-- begin Supplied records --

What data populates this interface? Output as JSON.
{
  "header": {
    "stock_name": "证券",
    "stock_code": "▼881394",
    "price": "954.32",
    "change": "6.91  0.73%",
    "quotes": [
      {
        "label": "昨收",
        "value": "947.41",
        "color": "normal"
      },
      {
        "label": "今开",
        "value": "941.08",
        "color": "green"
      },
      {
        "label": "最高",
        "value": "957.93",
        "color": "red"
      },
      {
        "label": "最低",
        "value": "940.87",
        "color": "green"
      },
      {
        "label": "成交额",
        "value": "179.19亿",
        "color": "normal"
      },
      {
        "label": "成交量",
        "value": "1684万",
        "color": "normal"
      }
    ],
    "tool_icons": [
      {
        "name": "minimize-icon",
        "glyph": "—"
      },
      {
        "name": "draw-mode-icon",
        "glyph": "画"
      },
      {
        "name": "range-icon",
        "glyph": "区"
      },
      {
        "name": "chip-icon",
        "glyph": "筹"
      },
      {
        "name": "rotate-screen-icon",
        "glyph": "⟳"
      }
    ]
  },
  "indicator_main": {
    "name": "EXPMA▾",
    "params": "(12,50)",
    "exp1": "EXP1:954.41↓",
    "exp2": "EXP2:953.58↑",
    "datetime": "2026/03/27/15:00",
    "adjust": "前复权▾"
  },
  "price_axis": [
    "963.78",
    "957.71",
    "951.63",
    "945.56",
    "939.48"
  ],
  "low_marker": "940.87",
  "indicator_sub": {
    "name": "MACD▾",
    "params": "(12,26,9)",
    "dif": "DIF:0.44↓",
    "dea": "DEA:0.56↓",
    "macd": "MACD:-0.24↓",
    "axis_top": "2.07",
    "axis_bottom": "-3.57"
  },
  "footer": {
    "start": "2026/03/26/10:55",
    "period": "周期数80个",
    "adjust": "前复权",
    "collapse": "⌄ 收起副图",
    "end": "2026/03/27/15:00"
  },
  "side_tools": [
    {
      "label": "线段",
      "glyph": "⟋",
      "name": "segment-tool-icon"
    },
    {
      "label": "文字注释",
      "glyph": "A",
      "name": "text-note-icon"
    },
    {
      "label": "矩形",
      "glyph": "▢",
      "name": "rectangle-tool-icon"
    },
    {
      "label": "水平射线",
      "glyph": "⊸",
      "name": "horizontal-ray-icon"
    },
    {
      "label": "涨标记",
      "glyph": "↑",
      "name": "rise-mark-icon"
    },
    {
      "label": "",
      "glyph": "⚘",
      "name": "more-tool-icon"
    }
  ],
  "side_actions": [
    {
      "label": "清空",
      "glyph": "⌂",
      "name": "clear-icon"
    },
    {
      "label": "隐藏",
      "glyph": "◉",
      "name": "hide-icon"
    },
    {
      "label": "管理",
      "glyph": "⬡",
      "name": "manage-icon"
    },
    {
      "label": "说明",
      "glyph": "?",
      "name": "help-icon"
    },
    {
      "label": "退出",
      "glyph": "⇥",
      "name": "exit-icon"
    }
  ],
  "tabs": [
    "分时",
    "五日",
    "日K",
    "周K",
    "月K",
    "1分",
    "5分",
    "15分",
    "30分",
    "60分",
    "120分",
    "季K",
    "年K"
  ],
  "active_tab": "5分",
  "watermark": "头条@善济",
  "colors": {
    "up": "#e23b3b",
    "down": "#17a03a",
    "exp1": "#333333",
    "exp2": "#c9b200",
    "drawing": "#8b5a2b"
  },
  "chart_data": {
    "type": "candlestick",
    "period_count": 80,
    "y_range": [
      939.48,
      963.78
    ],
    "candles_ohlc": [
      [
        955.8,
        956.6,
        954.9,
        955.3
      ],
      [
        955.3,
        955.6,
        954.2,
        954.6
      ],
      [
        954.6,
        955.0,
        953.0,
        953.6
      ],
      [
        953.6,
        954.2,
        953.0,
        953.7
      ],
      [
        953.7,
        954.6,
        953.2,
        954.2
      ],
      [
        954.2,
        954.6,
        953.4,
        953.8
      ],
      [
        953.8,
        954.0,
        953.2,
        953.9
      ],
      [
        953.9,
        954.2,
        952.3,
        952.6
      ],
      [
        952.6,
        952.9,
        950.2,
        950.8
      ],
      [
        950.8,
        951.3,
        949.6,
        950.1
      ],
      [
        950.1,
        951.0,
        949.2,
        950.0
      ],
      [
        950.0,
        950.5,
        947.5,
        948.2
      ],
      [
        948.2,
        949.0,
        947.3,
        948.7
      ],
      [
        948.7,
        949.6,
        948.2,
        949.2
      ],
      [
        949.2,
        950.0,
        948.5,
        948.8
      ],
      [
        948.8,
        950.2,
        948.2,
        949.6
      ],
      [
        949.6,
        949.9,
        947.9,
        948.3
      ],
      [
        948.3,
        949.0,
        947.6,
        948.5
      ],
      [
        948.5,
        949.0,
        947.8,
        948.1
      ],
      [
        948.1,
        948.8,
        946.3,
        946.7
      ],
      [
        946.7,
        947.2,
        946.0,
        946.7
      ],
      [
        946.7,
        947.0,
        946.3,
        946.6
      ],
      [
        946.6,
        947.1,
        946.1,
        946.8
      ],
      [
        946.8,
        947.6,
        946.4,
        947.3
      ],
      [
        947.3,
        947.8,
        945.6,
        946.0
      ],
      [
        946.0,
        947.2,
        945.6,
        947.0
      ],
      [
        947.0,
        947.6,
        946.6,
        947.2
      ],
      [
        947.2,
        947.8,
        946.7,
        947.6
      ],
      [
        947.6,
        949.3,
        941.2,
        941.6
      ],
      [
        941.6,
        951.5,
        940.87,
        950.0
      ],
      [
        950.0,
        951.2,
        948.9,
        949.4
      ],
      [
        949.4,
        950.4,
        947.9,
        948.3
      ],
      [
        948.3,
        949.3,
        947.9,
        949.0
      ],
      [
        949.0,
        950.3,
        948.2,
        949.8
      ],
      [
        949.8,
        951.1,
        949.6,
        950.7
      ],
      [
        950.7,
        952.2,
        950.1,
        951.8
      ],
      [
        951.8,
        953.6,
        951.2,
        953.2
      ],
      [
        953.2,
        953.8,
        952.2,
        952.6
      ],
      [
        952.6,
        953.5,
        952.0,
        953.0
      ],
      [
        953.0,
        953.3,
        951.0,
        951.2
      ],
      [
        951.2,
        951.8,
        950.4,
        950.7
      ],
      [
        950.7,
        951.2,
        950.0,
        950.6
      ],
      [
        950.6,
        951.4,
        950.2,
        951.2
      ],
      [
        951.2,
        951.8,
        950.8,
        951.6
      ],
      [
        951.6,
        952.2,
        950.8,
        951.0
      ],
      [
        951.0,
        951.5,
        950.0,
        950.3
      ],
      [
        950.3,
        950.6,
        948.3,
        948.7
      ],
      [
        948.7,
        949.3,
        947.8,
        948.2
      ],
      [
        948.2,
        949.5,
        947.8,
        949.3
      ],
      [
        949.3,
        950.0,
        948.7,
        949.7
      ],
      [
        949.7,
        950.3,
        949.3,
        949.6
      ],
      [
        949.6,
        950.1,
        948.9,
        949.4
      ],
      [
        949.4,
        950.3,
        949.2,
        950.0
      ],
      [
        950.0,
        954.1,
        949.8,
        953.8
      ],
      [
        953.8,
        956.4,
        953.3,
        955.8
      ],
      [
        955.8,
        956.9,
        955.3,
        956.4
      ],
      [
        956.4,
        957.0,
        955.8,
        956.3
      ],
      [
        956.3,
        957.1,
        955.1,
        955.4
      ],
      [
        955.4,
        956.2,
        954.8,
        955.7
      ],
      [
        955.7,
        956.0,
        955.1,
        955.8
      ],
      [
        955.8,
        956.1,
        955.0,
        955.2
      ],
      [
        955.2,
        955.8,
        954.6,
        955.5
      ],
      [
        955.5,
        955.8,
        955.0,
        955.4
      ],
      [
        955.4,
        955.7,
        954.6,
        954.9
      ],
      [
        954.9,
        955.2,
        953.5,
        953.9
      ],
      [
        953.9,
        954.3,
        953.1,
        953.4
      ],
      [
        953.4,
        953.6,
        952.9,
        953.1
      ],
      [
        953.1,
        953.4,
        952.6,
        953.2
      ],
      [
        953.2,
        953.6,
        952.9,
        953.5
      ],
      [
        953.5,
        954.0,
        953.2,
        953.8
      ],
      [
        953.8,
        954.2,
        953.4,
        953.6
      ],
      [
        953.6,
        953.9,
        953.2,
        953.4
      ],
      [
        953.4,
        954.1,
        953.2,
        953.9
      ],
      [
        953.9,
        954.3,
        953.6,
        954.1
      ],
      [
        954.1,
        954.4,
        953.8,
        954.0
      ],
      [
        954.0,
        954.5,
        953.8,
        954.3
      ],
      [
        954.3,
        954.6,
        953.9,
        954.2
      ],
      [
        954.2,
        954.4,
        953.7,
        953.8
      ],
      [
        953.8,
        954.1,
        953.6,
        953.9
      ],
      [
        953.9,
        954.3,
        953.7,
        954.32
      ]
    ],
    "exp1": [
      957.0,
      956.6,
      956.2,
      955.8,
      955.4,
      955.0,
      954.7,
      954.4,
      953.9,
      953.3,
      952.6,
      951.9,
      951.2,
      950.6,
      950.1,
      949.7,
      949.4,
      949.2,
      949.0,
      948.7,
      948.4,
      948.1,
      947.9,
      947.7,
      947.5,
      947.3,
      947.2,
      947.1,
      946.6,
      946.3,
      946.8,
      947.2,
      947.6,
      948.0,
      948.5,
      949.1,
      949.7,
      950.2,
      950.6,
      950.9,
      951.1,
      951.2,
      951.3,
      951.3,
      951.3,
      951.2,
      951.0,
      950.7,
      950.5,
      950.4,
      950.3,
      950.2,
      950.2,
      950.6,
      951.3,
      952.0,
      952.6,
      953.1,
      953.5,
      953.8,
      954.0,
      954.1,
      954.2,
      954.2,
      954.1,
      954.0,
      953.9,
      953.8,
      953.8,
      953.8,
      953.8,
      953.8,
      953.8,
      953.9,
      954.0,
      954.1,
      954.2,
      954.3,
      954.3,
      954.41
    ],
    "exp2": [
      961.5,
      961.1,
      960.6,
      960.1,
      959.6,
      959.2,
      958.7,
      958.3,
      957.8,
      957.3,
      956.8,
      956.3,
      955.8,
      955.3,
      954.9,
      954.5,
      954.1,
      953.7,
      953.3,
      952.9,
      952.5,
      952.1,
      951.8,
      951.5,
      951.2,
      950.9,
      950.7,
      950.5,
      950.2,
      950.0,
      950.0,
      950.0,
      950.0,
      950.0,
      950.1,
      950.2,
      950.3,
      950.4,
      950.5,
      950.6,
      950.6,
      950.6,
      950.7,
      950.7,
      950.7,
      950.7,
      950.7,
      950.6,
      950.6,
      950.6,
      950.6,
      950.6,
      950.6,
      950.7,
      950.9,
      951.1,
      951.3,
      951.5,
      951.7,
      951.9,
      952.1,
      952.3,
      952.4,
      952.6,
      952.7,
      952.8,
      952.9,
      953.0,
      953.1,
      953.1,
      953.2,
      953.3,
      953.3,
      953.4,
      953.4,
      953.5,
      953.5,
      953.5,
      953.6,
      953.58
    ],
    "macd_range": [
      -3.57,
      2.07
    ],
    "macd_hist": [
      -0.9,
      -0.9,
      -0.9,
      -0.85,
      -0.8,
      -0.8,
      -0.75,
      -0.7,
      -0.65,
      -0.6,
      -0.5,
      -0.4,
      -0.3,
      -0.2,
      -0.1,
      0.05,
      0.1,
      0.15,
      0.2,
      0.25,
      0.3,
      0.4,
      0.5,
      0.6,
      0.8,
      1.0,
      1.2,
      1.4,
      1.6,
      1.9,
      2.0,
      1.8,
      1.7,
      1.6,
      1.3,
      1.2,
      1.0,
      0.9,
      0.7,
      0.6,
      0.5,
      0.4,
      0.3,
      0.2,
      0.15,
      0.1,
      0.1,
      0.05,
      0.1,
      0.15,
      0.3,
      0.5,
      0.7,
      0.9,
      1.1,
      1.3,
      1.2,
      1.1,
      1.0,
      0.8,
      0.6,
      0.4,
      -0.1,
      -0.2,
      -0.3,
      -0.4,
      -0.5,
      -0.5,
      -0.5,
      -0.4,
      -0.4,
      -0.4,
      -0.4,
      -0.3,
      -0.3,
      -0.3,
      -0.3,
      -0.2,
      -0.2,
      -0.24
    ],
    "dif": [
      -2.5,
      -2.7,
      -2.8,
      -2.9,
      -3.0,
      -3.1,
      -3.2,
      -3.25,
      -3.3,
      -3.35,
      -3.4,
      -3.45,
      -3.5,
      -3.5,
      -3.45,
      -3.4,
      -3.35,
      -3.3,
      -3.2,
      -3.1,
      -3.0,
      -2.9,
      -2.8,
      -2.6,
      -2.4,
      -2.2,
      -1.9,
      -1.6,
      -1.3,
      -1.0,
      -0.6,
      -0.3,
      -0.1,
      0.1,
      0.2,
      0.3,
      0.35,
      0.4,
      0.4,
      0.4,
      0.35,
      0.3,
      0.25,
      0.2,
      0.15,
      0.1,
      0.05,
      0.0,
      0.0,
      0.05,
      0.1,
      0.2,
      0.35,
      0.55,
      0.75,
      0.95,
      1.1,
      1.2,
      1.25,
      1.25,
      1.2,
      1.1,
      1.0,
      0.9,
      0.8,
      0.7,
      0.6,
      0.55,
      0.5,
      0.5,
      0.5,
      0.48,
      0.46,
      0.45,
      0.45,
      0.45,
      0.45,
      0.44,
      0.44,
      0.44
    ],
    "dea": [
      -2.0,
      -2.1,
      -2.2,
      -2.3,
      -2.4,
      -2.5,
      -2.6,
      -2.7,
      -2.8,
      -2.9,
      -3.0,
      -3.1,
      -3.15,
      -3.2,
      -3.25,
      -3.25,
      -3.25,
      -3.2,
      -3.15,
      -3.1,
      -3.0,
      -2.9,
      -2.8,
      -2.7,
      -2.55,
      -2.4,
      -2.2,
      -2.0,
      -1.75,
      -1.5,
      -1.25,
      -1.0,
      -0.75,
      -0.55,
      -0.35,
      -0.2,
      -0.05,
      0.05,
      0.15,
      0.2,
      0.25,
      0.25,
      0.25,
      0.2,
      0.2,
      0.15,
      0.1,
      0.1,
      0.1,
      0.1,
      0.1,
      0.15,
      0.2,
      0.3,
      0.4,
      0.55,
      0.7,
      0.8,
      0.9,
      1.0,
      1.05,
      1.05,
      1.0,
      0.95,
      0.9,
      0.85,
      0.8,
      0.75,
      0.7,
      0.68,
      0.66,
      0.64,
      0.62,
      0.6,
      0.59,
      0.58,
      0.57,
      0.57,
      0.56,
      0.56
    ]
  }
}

-- end Supplied records --

## Requirements
Select and copy each line from the data that includes the word "value".

## Response for this exercise
        "value": "947.41",
        "value": "941.08",
        "value": "957.93",
        "value": "940.87",
        "value": "179.19亿",
        "value": "1684万",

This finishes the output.